--- START ---

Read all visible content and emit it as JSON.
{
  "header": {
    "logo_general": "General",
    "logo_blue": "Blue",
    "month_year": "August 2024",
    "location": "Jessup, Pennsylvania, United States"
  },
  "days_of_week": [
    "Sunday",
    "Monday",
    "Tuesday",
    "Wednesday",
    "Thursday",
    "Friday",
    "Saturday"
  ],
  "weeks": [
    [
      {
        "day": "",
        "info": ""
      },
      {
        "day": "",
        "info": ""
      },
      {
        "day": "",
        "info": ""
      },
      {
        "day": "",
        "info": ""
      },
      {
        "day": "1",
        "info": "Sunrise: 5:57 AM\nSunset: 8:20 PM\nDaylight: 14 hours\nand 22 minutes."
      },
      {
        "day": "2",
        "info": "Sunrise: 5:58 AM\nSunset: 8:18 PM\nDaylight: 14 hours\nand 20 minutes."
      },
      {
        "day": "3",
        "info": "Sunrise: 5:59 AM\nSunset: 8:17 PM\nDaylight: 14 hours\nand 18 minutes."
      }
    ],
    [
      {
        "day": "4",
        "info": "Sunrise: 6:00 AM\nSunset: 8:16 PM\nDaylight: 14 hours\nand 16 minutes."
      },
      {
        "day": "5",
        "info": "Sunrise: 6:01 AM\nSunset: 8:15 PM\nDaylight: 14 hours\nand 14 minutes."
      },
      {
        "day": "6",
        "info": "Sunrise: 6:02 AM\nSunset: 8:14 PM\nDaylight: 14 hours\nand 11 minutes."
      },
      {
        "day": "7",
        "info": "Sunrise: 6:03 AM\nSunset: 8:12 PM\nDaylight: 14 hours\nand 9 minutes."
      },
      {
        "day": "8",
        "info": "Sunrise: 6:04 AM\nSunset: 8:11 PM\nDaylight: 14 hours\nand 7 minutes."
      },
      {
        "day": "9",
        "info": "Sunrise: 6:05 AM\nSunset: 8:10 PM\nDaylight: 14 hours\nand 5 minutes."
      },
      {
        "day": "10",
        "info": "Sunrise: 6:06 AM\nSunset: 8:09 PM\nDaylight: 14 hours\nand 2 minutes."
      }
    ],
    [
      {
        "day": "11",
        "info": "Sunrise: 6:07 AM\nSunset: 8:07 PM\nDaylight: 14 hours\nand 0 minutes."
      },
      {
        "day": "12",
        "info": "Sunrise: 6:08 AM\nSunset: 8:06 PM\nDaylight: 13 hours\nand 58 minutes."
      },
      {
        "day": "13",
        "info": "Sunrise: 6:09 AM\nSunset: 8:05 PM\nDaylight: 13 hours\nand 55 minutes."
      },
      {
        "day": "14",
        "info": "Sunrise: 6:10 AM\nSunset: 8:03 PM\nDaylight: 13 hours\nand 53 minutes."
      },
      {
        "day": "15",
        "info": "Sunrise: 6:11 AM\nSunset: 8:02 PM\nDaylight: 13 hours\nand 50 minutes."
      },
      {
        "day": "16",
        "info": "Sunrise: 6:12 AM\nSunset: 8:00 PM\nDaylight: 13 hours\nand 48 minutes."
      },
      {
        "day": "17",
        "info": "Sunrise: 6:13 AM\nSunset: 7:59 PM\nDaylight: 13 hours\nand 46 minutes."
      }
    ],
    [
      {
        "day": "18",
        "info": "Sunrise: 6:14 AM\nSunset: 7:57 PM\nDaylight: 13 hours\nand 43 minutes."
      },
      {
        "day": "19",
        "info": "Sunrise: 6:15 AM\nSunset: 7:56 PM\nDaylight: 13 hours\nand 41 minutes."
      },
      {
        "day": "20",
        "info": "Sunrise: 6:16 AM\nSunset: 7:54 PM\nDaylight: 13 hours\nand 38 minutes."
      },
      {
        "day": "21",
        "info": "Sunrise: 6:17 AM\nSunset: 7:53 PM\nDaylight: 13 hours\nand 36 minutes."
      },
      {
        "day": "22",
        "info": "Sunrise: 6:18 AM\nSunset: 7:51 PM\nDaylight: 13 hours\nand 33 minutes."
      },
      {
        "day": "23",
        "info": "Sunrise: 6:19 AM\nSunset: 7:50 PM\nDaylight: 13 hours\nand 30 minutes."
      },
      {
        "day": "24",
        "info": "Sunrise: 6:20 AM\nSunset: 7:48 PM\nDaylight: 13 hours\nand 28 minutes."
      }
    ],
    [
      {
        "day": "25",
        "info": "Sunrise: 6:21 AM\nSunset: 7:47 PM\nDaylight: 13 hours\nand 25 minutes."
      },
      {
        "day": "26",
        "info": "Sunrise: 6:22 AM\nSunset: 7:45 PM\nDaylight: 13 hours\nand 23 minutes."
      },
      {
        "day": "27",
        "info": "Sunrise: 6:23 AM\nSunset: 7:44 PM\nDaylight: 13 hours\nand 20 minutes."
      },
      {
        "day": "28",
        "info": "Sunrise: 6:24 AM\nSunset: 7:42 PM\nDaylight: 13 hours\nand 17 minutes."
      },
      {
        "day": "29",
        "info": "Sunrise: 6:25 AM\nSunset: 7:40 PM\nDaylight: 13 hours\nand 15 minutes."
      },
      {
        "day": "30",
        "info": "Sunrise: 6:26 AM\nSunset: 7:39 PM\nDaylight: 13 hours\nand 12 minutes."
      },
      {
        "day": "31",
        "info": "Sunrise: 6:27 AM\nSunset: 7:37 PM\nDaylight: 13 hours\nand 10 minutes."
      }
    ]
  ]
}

--- END ---

Stated goal: Extract all of the data above without altering anything.

The solution:
Read all visible content and emit it as JSON.
{
  "header": {
    "logo_general": "General",
    "logo_blue": "Blue",
    "month_year": "August 2024",
    "location": "Jessup, Pennsylvania, United States"
  },
  "days_of_week": [
    "Sunday",
    "Monday",
    "Tuesday",
    "Wednesday",
    "Thursday",
    "Friday",
    "Saturday"
  ],
  "weeks": [
    [
      {
        "day": "",
        "info": ""
      },
      {
        "day": "",
        "info": ""
      },
      {
        "day": "",
        "info": ""
      },
      {
        "day": "",
        "info": ""
      },
      {
        "day": "1",
        "info": "Sunrise: 5:57 AM\nSunset: 8:20 PM\nDaylight: 14 hours\nand 22 minutes."
      },
      {
        "day": "2",
        "info": "Sunrise: 5:58 AM\nSunset: 8:18 PM\nDaylight: 14 hours\nand 20 minutes."
      },
      {
        "day": "3",
        "info": "Sunrise: 5:59 AM\nSunset: 8:17 PM\nDaylight: 14 hours\nand 18 minutes."
      }
    ],
    [
      {
        "day": "4",
        "info": "Sunrise: 6:00 AM\nSunset: 8:16 PM\nDaylight: 14 hours\nand 16 minutes."
      },
      {
        "day": "5",
        "info": "Sunrise: 6:01 AM\nSunset: 8:15 PM\nDaylight: 14 hours\nand 14 minutes."
      },
      {
        "day": "6",
        "info": "Sunrise: 6:02 AM\nSunset: 8:14 PM\nDaylight: 14 hours\nand 11 minutes."
      },
      {
        "day": "7",
        "info": "Sunrise: 6:03 AM\nSunset: 8:12 PM\nDaylight: 14 hours\nand 9 minutes."
      },
      {
        "day": "8",
        "info": "Sunrise: 6:04 AM\nSunset: 8:11 PM\nDaylight: 14 hours\nand 7 minutes."
      },
      {
        "day": "9",
        "info": "Sunrise: 6:05 AM\nSunset: 8:10 PM\nDaylight: 14 hours\nand 5 minutes."
      },
      {
        "day": "10",
        "info": "Sunrise: 6:06 AM\nSunset: 8:09 PM\nDaylight: 14 hours\nand 2 minutes."
      }
    ],
    [
      {
        "day": "11",
        "info": "Sunrise: 6:07 AM\nSunset: 8:07 PM\nDaylight: 14 hours\nand 0 minutes."
      },
      {
        "day": "12",
        "info": "Sunrise: 6:08 AM\nSunset: 8:06 PM\nDaylight: 13 hours\nand 58 minutes."
      },
      {
        "day": "13",
        "info": "Sunrise: 6:09 AM\nSunset: 8:05 PM\nDaylight: 13 hours\nand 55 minutes."
      },
      {
        "day": "14",
        "info": "Sunrise: 6:10 AM\nSunset: 8:03 PM\nDaylight: 13 hours\nand 53 minutes."
      },
      {
        "day": "15",
        "info": "Sunrise: 6:11 AM\nSunset: 8:02 PM\nDaylight: 13 hours\nand 50 minutes."
      },
      {
        "day": "16",
        "info": "Sunrise: 6:12 AM\nSunset: 8:00 PM\nDaylight: 13 hours\nand 48 minutes."
      },
      {
        "day": "17",
        "info": "Sunrise: 6:13 AM\nSunset: 7:59 PM\nDaylight: 13 hours\nand 46 minutes."
      }
    ],
    [
      {
        "day": "18",
        "info": "Sunrise: 6:14 AM\nSunset: 7:57 PM\nDaylight: 13 hours\nand 43 minutes."
      },
      {
        "day": "19",
        "info": "Sunrise: 6:15 AM\nSunset: 7:56 PM\nDaylight: 13 hours\nand 41 minutes."
      },
      {
        "day": "20",
        "info": "Sunrise: 6:16 AM\nSunset: 7:54 PM\nDaylight: 13 hours\nand 38 minutes."
      },
      {
        "day": "21",
        "info": "Sunrise: 6:17 AM\nSunset: 7:53 PM\nDaylight: 13 hours\nand 36 minutes."
      },
      {
        "day": "22",
        "info": "Sunrise: 6:18 AM\nSunset: 7:51 PM\nDaylight: 13 hours\nand 33 minutes."
      },
      {
        "day": "23",
        "info": "Sunrise: 6:19 AM\nSunset: 7:50 PM\nDaylight: 13 hours\nand 30 minutes."
      },
      {
        "day": "24",
        "info": "Sunrise: 6:20 AM\nSunset: 7:48 PM\nDaylight: 13 hours\nand 28 minutes."
      }
    ],
    [
      {
        "day": "25",
        "info": "Sunrise: 6:21 AM\nSunset: 7:47 PM\nDaylight: 13 hours\nand 25 minutes."
      },
      {
        "day": "26",
        "info": "Sunrise: 6:22 AM\nSunset: 7:45 PM\nDaylight: 13 hours\nand 23 minutes."
      },
      {
        "day": "27",
        "info": "Sunrise: 6:23 AM\nSunset: 7:44 PM\nDaylight: 13 hours\nand 20 minutes."
      },
      {
        "day": "28",
        "info": "Sunrise: 6:24 AM\nSunset: 7:42 PM\nDaylight: 13 hours\nand 17 minutes."
      },
      {
        "day": "29",
        "info": "Sunrise: 6:25 AM\nSunset: 7:40 PM\nDaylight: 13 hours\nand 15 minutes."
      },
      {
        "day": "30",
        "info": "Sunrise: 6:26 AM\nSunset: 7:39 PM\nDaylight: 13 hours\nand 12 minutes."
      },
      {
        "day": "31",
        "info": "Sunrise: 6:27 AM\nSunset: 7:37 PM\nDaylight: 13 hours\nand 10 minutes."
      }
    ]
  ]
}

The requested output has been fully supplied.